Given problem => Each record needs to be echoed exactly; can you do that?
## start Records provided
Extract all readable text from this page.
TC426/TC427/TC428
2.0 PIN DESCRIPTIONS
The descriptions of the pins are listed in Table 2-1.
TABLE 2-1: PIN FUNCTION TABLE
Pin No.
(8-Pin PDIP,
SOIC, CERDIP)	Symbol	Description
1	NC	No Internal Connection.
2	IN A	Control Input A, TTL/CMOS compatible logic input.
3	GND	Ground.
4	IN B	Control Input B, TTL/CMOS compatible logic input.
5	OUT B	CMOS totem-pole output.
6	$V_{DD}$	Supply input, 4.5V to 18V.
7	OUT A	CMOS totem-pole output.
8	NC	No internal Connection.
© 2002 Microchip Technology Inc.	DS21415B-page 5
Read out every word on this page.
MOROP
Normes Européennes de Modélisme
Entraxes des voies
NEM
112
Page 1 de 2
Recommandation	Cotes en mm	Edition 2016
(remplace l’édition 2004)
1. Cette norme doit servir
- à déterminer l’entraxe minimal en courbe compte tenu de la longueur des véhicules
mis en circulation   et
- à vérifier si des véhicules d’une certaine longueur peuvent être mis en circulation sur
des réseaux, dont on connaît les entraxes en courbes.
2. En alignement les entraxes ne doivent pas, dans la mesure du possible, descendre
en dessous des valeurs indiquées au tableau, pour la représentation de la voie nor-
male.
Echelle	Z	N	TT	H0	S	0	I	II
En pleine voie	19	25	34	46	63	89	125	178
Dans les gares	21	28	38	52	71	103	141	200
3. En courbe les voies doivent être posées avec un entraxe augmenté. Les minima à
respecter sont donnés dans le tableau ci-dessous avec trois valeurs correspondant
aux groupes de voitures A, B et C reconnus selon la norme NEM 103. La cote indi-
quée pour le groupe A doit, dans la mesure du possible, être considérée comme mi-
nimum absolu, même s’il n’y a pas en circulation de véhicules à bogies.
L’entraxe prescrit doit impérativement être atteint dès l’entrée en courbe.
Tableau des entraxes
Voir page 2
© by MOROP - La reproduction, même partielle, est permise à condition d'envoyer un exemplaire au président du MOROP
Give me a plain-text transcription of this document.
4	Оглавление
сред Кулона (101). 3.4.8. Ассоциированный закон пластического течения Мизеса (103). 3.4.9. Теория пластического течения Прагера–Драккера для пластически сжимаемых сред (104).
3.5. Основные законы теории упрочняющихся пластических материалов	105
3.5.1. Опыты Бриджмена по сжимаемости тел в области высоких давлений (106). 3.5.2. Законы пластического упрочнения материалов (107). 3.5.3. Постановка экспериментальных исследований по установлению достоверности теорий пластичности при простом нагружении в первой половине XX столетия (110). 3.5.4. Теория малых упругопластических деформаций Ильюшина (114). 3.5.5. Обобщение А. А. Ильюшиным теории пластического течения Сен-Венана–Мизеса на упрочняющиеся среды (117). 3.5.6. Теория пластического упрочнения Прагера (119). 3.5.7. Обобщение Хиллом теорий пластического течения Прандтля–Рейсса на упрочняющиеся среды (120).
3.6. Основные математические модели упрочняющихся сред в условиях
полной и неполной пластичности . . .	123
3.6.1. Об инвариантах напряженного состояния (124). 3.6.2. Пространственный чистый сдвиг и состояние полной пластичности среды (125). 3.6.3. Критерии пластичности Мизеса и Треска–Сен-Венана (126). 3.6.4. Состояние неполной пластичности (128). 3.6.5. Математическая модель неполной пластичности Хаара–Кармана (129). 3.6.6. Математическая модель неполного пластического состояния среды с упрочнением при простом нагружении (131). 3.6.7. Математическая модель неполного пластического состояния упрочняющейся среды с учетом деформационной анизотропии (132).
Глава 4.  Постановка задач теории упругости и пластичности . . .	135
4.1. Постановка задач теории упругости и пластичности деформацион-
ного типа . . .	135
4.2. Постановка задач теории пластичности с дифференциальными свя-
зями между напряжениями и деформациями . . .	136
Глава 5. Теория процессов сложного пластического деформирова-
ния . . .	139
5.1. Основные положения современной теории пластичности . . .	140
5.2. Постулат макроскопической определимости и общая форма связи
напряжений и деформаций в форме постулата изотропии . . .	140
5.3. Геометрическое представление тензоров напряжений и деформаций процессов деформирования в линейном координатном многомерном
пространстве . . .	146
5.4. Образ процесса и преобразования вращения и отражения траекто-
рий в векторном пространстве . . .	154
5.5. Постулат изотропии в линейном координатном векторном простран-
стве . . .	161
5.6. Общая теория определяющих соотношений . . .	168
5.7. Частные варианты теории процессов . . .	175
## end Records provided
Expected answer =>
Extract all readable text from this page.
TC426/TC427/TC428
2.0 PIN DESCRIPTIONS
The descriptions of the pins are listed in Table 2-1.
TABLE 2-1: PIN FUNCTION TABLE
Pin No.
(8-Pin PDIP,
SOIC, CERDIP)	Symbol	Description
1	NC	No Internal Connection.
2	IN A	Control Input A, TTL/CMOS compatible logic input.
3	GND	Ground.
4	IN B	Control Input B, TTL/CMOS compatible logic input.
5	OUT B	CMOS totem-pole output.
6	$V_{DD}$	Supply input, 4.5V to 18V.
7	OUT A	CMOS totem-pole output.
8	NC	No internal Connection.
© 2002 Microchip Technology Inc.	DS21415B-page 5
Read out every word on this page.
MOROP
Normes Européennes de Modélisme
Entraxes des voies
NEM
112
Page 1 de 2
Recommandation	Cotes en mm	Edition 2016
(remplace l’édition 2004)
1. Cette norme doit servir
- à déterminer l’entraxe minimal en courbe compte tenu de la longueur des véhicules
mis en circulation   et
- à vérifier si des véhicules d’une certaine longueur peuvent être mis en circulation sur
des réseaux, dont on connaît les entraxes en courbes.
2. En alignement les entraxes ne doivent pas, dans la mesure du possible, descendre
en dessous des valeurs indiquées au tableau, pour la représentation de la voie nor-
male.
Echelle	Z	N	TT	H0	S	0	I	II
En pleine voie	19	25	34	46	63	89	125	178
Dans les gares	21	28	38	52	71	103	141	200
3. En courbe les voies doivent être posées avec un entraxe augmenté. Les minima à
respecter sont donnés dans le tableau ci-dessous avec trois valeurs correspondant
aux groupes de voitures A, B et C reconnus selon la norme NEM 103. La cote indi-
quée pour le groupe A doit, dans la mesure du possible, être considérée comme mi-
nimum absolu, même s’il n’y a pas en circulation de véhicules à bogies.
L’entraxe prescrit doit impérativement être atteint dès l’entrée en courbe.
Tableau des entraxes
Voir page 2
© by MOROP - La reproduction, même partielle, est permise à condition d'envoyer un exemplaire au président du MOROP
Give me a plain-text transcription of this document.
4	Оглавление
сред Кулона (101). 3.4.8. Ассоциированный закон пластического течения Мизеса (103). 3.4.9. Теория пластического течения Прагера–Драккера для пластически сжимаемых сред (104).
3.5. Основные законы теории упрочняющихся пластических материалов	105
3.5.1. Опыты Бриджмена по сжимаемости тел в области высоких давлений (106). 3.5.2. Законы пластического упрочнения материалов (107). 3.5.3. Постановка экспериментальных исследований по установлению достоверности теорий пластичности при простом нагружении в первой половине XX столетия (110). 3.5.4. Теория малых упругопластических деформаций Ильюшина (114). 3.5.5. Обобщение А. А. Ильюшиным теории пластического течения Сен-Венана–Мизеса на упрочняющиеся среды (117). 3.5.6. Теория пластического упрочнения Прагера (119). 3.5.7. Обобщение Хиллом теорий пластического течения Прандтля–Рейсса на упрочняющиеся среды (120).
3.6. Основные математические модели упрочняющихся сред в условиях
полной и неполной пластичности . . .	123
3.6.1. Об инвариантах напряженного состояния (124). 3.6.2. Пространственный чистый сдвиг и состояние полной пластичности среды (125). 3.6.3. Критерии пластичности Мизеса и Треска–Сен-Венана (126). 3.6.4. Состояние неполной пластичности (128). 3.6.5. Математическая модель неполной пластичности Хаара–Кармана (129). 3.6.6. Математическая модель неполного пластического состояния среды с упрочнением при простом нагружении (131). 3.6.7. Математическая модель неполного пластического состояния упрочняющейся среды с учетом деформационной анизотропии (132).
Глава 4.  Постановка задач теории упругости и пластичности . . .	135
4.1. Постановка задач теории упругости и пластичности деформацион-
ного типа . . .	135
4.2. Постановка задач теории пластичности с дифференциальными свя-
зями между напряжениями и деформациями . . .	136
Глава 5. Теория процессов сложного пластического деформирова-
ния . . .	139
5.1. Основные положения современной теории пластичности . . .	140
5.2. Постулат макроскопической определимости и общая форма связи
напряжений и деформаций в форме постулата изотропии . . .	140
5.3. Геометрическое представление тензоров напряжений и деформаций процессов деформирования в линейном координатном многомерном
пространстве . . .	146
5.4. Образ процесса и преобразования вращения и отражения траекто-
рий в векторном пространстве . . .	154
5.5. Постулат изотропии в линейном координатном векторном простран-
стве . . .	161
5.6. Общая теория определяющих соотношений . . .	168
5.7. Частные варианты теории процессов . . .	175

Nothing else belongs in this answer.